--- EXERCISE MATERIAL ---

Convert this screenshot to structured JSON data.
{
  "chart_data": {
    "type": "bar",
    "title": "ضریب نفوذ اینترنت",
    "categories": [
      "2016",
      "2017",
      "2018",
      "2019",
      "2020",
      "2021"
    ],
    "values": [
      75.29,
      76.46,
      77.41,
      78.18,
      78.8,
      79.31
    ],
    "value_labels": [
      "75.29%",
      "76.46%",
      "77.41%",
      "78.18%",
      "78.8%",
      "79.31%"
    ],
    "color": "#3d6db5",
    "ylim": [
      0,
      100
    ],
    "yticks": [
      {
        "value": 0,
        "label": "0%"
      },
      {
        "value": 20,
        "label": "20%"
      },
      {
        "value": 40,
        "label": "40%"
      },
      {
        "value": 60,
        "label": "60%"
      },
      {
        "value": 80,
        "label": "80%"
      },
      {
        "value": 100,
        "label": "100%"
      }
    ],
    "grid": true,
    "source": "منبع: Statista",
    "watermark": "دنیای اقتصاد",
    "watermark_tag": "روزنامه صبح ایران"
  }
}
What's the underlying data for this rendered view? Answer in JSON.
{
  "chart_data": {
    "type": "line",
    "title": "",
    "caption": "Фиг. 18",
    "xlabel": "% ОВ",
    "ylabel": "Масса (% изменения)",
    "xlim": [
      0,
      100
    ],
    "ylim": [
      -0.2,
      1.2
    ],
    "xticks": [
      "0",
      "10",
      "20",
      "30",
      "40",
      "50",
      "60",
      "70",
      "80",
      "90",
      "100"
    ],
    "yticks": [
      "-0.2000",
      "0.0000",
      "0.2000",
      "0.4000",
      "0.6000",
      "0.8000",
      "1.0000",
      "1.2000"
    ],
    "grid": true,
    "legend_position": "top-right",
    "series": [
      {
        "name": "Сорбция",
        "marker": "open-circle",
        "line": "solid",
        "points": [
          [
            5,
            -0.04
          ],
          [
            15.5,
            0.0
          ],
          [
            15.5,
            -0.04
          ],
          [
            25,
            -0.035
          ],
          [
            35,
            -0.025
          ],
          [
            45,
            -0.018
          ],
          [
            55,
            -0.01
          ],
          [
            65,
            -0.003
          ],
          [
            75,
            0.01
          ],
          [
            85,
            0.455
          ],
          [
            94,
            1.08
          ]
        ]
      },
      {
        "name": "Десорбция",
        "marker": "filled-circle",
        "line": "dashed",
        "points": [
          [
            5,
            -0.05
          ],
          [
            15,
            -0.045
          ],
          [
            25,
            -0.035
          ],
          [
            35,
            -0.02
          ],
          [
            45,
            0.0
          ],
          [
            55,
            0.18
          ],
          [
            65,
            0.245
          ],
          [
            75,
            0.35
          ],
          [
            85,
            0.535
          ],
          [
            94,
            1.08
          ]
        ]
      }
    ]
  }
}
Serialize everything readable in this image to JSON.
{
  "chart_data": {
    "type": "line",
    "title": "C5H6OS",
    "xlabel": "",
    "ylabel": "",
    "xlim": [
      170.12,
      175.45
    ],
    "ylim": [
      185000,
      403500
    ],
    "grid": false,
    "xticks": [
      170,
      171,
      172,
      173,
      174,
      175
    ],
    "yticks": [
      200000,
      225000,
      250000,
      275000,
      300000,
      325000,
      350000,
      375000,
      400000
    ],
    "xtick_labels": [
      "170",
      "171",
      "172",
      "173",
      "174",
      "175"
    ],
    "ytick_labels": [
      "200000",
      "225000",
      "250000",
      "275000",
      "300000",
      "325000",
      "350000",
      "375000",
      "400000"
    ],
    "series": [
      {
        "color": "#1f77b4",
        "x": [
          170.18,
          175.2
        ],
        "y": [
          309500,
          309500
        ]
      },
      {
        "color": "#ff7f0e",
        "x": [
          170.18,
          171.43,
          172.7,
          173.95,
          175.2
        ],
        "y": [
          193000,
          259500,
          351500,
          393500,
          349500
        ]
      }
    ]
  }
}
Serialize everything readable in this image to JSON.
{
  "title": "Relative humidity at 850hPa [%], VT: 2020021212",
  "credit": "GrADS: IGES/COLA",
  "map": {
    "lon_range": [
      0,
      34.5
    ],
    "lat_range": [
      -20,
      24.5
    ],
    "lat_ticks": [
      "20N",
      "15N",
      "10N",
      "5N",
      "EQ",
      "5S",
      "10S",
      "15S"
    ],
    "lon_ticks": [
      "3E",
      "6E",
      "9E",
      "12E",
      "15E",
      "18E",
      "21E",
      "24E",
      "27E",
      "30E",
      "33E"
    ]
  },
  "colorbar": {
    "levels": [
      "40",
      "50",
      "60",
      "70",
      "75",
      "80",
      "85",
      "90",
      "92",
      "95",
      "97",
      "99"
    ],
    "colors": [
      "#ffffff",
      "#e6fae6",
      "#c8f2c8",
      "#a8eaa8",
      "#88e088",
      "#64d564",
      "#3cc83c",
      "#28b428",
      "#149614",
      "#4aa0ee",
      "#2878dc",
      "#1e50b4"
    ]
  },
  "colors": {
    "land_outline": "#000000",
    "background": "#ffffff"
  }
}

---

■ **EXERCISE DESCRIPTION**
Every record should be repeated exactly; please leave none out.

■ **OUTPUT OF THE EXERCISE**
Convert this screenshot to structured JSON data.
{
  "chart_data": {
    "type": "bar",
    "title": "ضریب نفوذ اینترنت",
    "categories": [
      "2016",
      "2017",
      "2018",
      "2019",
      "2020",
      "2021"
    ],
    "values": [
      75.29,
      76.46,
      77.41,
      78.18,
      78.8,
      79.31
    ],
    "value_labels": [
      "75.29%",
      "76.46%",
      "77.41%",
      "78.18%",
      "78.8%",
      "79.31%"
    ],
    "color": "#3d6db5",
    "ylim": [
      0,
      100
    ],
    "yticks": [
      {
        "value": 0,
        "label": "0%"
      },
      {
        "value": 20,
        "label": "20%"
      },
      {
        "value": 40,
        "label": "40%"
      },
      {
        "value": 60,
        "label": "60%"
      },
      {
        "value": 80,
        "label": "80%"
      },
      {
        "value": 100,
        "label": "100%"
      }
    ],
    "grid": true,
    "source": "منبع: Statista",
    "watermark": "دنیای اقتصاد",
    "watermark_tag": "روزنامه صبح ایران"
  }
}
What's the underlying data for this rendered view? Answer in JSON.
{
  "chart_data": {
    "type": "line",
    "title": "",
    "caption": "Фиг. 18",
    "xlabel": "% ОВ",
    "ylabel": "Масса (% изменения)",
    "xlim": [
      0,
      100
    ],
    "ylim": [
      -0.2,
      1.2
    ],
    "xticks": [
      "0",
      "10",
      "20",
      "30",
      "40",
      "50",
      "60",
      "70",
      "80",
      "90",
      "100"
    ],
    "yticks": [
      "-0.2000",
      "0.0000",
      "0.2000",
      "0.4000",
      "0.6000",
      "0.8000",
      "1.0000",
      "1.2000"
    ],
    "grid": true,
    "legend_position": "top-right",
    "series": [
      {
        "name": "Сорбция",
        "marker": "open-circle",
        "line": "solid",
        "points": [
          [
            5,
            -0.04
          ],
          [
            15.5,
            0.0
          ],
          [
            15.5,
            -0.04
          ],
          [
            25,
            -0.035
          ],
          [
            35,
            -0.025
          ],
          [
            45,
            -0.018
          ],
          [
            55,
            -0.01
          ],
          [
            65,
            -0.003
          ],
          [
            75,
            0.01
          ],
          [
            85,
            0.455
          ],
          [
            94,
            1.08
          ]
        ]
      },
      {
        "name": "Десорбция",
        "marker": "filled-circle",
        "line": "dashed",
        "points": [
          [
            5,
            -0.05
          ],
          [
            15,
            -0.045
          ],
          [
            25,
            -0.035
          ],
          [
            35,
            -0.02
          ],
          [
            45,
            0.0
          ],
          [
            55,
            0.18
          ],
          [
            65,
            0.245
          ],
          [
            75,
            0.35
          ],
          [
            85,
            0.535
          ],
          [
            94,
            1.08
          ]
        ]
      }
    ]
  }
}
Serialize everything readable in this image to JSON.
{
  "chart_data": {
    "type": "line",
    "title": "C5H6OS",
    "xlabel": "",
    "ylabel": "",
    "xlim": [
      170.12,
      175.45
    ],
    "ylim": [
      185000,
      403500
    ],
    "grid": false,
    "xticks": [
      170,
      171,
      172,
      173,
      174,
      175
    ],
    "yticks": [
      200000,
      225000,
      250000,
      275000,
      300000,
      325000,
      350000,
      375000,
      400000
    ],
    "xtick_labels": [
      "170",
      "171",
      "172",
      "173",
      "174",
      "175"
    ],
    "ytick_labels": [
      "200000",
      "225000",
      "250000",
      "275000",
      "300000",
      "325000",
      "350000",
      "375000",
      "400000"
    ],
    "series": [
      {
        "color": "#1f77b4",
        "x": [
          170.18,
          175.2
        ],
        "y": [
          309500,
          309500
        ]
      },
      {
        "color": "#ff7f0e",
        "x": [
          170.18,
          171.43,
          172.7,
          173.95,
          175.2
        ],
        "y": [
          193000,
          259500,
          351500,
          393500,
          349500
        ]
      }
    ]
  }
}
Serialize everything readable in this image to JSON.
{
  "title": "Relative humidity at 850hPa [%], VT: 2020021212",
  "credit": "GrADS: IGES/COLA",
  "map": {
    "lon_range": [
      0,
      34.5
    ],
    "lat_range": [
      -20,
      24.5
    ],
    "lat_ticks": [
      "20N",
      "15N",
      "10N",
      "5N",
      "EQ",
      "5S",
      "10S",
      "15S"
    ],
    "lon_ticks": [
      "3E",
      "6E",
      "9E",
      "12E",
      "15E",
      "18E",
      "21E",
      "24E",
      "27E",
      "30E",
      "33E"
    ]
  },
  "colorbar": {
    "levels": [
      "40",
      "50",
      "60",
      "70",
      "75",
      "80",
      "85",
      "90",
      "92",
      "95",
      "97",
      "99"
    ],
    "colors": [
      "#ffffff",
      "#e6fae6",
      "#c8f2c8",
      "#a8eaa8",
      "#88e088",
      "#64d564",
      "#3cc83c",
      "#28b428",
      "#149614",
      "#4aa0ee",
      "#2878dc",
      "#1e50b4"
    ]
  },
  "colors": {
    "land_outline": "#000000",
    "background": "#ffffff"
  }
}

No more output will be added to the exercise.